Stored dataset items:
───
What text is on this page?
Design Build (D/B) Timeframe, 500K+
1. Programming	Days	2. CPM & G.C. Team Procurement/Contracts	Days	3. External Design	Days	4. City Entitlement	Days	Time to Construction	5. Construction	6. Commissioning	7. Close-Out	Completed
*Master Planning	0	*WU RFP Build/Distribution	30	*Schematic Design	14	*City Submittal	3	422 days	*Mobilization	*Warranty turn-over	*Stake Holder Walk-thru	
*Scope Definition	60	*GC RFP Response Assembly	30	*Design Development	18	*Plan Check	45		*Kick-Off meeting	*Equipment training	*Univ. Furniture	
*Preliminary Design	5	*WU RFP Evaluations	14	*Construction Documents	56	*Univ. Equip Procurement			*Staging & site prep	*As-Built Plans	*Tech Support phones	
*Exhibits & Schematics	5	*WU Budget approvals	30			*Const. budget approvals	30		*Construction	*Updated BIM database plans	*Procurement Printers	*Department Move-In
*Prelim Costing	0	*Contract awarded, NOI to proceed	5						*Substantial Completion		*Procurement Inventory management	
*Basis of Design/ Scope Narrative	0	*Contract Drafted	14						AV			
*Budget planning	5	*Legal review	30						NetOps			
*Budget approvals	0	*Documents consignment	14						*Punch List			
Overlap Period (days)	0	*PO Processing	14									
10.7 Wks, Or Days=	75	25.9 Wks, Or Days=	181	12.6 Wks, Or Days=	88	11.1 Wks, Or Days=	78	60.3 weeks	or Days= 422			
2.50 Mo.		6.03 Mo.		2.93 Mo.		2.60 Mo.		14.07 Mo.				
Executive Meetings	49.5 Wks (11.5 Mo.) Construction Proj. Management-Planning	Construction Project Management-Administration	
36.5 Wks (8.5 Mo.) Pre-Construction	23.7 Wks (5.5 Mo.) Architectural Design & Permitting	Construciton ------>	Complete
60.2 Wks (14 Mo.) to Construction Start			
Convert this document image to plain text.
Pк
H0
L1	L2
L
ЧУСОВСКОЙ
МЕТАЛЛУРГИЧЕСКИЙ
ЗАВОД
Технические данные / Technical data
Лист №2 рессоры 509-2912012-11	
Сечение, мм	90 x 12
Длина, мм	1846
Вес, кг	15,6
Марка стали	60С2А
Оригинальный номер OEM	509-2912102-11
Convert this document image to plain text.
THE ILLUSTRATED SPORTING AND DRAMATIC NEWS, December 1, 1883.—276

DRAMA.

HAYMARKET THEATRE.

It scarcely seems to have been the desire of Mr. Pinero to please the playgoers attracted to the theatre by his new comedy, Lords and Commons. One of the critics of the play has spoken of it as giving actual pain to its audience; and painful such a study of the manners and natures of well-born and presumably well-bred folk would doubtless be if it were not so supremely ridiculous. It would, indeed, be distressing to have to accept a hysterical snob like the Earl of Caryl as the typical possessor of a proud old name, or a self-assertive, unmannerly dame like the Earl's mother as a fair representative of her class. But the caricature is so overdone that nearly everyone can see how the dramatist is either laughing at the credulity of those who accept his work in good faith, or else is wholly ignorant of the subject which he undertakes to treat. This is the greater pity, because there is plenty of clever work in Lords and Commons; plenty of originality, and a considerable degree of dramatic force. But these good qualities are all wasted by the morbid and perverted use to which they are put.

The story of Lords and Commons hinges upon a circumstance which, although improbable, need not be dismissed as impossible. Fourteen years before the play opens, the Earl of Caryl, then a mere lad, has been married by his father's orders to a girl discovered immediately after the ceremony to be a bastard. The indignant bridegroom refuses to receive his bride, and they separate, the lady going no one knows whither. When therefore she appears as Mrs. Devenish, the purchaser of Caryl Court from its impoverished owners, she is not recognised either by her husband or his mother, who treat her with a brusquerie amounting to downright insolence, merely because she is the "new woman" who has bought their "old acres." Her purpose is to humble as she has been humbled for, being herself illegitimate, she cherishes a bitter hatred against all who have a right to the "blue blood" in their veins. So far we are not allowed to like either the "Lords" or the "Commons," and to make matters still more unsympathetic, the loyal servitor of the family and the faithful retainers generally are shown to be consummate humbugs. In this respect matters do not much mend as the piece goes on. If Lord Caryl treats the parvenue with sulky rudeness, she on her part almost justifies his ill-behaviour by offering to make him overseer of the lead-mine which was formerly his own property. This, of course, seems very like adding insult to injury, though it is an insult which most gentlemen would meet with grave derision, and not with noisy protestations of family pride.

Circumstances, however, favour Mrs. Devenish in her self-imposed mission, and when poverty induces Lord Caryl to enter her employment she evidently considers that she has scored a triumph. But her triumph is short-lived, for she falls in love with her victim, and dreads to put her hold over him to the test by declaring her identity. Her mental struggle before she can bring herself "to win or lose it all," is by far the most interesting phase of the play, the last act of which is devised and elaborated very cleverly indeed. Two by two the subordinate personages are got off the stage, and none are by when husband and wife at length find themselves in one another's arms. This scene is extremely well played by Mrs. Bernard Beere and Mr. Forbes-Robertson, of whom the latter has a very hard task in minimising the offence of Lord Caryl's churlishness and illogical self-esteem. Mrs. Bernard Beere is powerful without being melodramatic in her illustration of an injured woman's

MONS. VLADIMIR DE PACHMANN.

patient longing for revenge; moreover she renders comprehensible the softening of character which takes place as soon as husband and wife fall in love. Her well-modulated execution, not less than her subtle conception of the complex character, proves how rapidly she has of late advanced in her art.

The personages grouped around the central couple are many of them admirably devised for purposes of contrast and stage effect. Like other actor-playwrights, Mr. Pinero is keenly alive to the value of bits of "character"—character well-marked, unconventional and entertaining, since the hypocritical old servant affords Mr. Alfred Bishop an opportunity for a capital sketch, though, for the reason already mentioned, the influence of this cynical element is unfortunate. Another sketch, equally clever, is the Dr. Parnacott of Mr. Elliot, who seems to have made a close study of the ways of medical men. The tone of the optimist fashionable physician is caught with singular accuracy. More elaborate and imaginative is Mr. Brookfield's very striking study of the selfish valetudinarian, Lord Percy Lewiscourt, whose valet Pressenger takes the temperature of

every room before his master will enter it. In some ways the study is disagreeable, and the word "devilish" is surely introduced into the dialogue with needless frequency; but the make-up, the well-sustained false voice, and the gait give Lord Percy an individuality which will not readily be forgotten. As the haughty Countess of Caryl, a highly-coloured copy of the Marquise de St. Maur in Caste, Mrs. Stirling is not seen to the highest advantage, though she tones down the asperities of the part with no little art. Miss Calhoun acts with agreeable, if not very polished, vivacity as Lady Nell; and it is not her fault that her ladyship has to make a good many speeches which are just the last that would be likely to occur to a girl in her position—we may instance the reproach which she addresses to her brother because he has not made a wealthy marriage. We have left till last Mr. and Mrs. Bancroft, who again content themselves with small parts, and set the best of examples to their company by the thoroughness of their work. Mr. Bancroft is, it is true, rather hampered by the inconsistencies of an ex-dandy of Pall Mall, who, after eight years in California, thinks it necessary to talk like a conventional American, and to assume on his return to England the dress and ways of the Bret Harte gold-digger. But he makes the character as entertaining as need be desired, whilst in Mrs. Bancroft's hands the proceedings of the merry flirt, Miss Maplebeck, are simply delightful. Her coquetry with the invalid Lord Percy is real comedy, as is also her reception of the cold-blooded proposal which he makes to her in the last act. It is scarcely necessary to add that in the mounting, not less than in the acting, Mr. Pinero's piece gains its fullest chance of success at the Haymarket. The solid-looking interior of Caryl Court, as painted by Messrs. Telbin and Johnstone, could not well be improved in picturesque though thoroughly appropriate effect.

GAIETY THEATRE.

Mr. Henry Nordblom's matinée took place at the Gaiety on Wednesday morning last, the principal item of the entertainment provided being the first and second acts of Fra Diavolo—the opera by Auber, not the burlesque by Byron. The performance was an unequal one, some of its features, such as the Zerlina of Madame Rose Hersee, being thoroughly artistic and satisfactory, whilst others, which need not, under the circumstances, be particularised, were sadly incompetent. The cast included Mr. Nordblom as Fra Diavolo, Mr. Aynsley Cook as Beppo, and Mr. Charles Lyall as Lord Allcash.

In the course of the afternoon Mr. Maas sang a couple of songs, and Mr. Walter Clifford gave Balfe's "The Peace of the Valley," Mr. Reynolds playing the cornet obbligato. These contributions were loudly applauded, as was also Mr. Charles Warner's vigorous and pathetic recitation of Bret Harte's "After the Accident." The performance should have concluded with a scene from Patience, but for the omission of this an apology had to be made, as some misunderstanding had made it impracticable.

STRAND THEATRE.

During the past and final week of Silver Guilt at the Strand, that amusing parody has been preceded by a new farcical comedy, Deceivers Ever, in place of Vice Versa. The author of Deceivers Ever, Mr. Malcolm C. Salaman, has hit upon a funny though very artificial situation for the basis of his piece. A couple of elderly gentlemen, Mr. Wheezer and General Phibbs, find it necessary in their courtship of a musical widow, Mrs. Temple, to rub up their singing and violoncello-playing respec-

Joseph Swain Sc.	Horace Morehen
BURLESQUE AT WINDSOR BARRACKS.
───
## Directions
List all lines above in which the string "Scope" appears.

## Written reply
*Scope Definition	60	*GC RFP Response Assembly	30	*Design Development	18	*Plan Check	45		*Kick-Off meeting	*Equipment training	*Univ. Furniture	
*Basis of Design/ Scope Narrative	0	*Contract Drafted	14						AV			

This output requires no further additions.